● GOAL OF THE EXERCISE:
Check each line of the records below for the string "Research", then state how many lines contain it, with no other output.

● RECORD SET:
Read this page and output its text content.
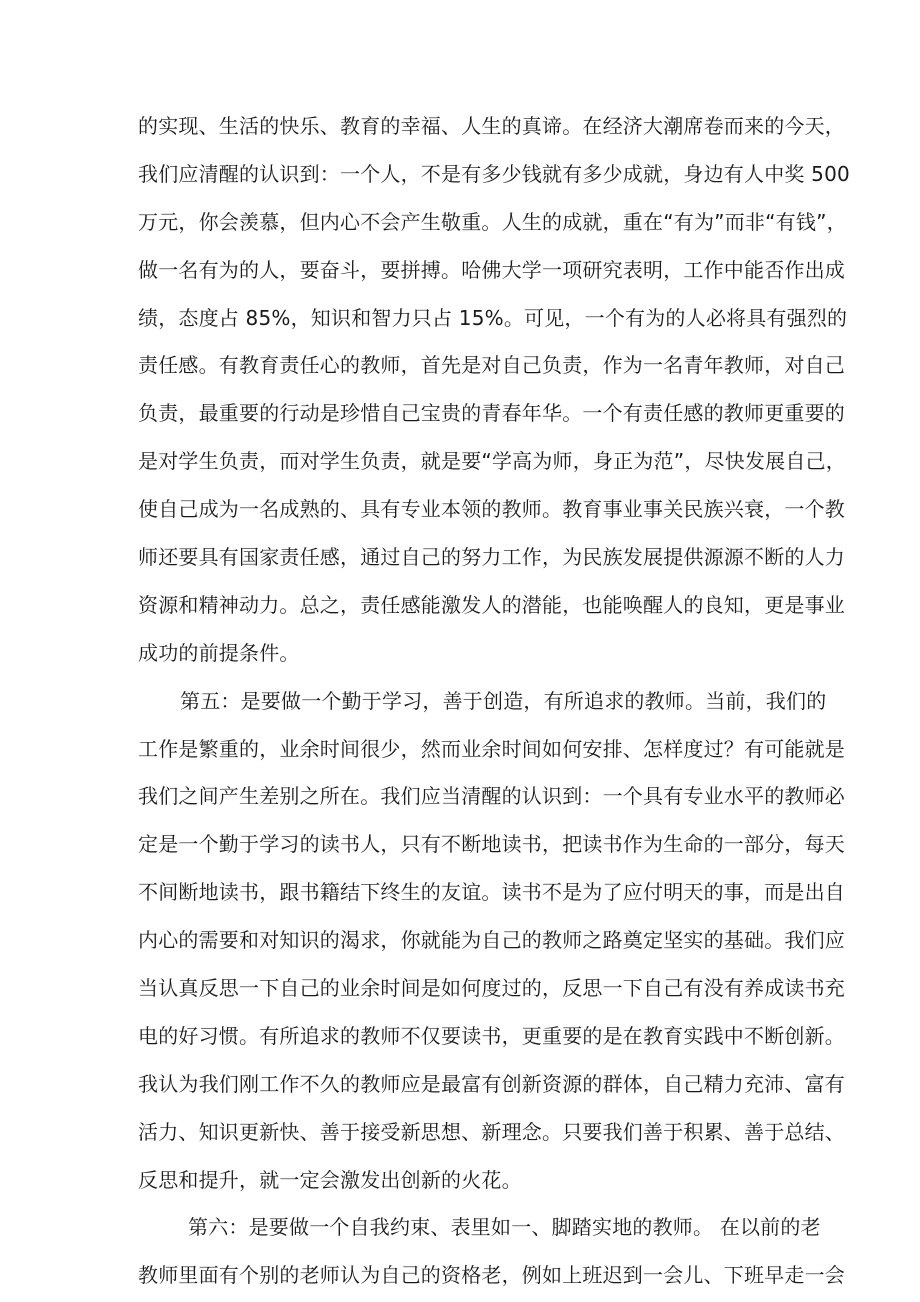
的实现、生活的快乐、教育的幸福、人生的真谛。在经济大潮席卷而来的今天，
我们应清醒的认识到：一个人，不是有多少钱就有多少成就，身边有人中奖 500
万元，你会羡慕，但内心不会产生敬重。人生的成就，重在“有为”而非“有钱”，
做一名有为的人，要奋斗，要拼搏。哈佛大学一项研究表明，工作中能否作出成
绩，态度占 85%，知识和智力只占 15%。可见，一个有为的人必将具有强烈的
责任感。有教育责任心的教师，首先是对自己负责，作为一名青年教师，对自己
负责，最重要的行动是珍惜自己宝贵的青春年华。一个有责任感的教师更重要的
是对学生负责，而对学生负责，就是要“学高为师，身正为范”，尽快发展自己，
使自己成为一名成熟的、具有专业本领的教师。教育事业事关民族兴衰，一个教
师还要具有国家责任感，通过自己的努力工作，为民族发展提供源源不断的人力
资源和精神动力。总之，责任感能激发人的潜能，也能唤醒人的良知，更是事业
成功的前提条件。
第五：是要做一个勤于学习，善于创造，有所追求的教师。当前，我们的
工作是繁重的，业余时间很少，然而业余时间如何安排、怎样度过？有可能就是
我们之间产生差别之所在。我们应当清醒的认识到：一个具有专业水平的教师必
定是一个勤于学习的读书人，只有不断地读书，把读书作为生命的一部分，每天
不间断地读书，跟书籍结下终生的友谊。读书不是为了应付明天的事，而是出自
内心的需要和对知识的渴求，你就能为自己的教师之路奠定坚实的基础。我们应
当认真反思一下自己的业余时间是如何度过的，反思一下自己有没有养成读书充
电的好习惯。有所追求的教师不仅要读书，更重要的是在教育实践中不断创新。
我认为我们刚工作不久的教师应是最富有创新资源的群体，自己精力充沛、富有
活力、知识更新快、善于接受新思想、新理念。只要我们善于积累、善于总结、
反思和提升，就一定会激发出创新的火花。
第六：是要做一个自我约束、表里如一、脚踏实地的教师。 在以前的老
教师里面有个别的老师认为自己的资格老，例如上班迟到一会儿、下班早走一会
* * *
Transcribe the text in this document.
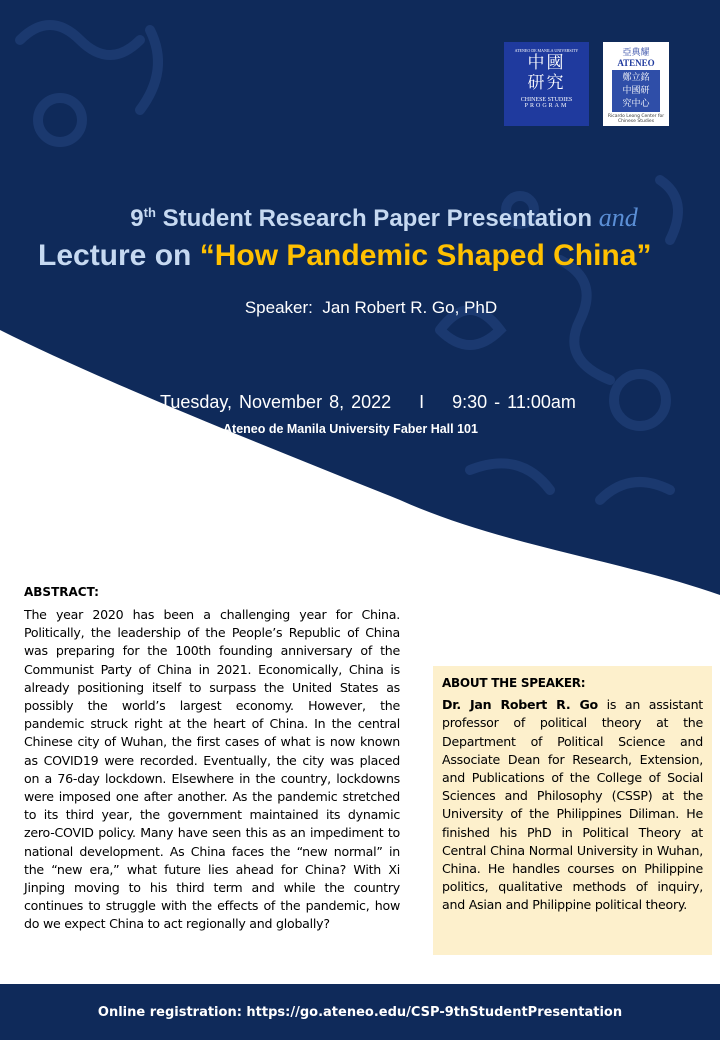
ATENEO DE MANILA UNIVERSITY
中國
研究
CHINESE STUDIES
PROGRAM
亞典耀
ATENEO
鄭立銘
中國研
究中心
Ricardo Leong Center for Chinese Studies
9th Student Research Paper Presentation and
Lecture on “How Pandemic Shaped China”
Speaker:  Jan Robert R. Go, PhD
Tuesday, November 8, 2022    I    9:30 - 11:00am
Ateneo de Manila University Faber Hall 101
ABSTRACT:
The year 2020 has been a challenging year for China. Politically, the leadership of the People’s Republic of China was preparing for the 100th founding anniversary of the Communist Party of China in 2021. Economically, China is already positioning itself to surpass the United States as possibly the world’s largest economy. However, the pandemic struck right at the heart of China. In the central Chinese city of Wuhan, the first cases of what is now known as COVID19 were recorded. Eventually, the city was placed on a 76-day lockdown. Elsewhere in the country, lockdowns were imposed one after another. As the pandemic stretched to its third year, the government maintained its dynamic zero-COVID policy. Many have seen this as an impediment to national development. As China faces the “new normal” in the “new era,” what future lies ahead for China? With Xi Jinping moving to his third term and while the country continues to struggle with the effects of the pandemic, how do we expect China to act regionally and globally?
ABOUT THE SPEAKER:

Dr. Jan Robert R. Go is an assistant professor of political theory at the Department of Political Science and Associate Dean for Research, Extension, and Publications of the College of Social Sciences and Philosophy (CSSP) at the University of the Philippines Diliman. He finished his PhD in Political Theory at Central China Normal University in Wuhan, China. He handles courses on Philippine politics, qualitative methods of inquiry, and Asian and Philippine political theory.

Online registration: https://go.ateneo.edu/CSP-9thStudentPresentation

● RESULT OF THIS TASK:
2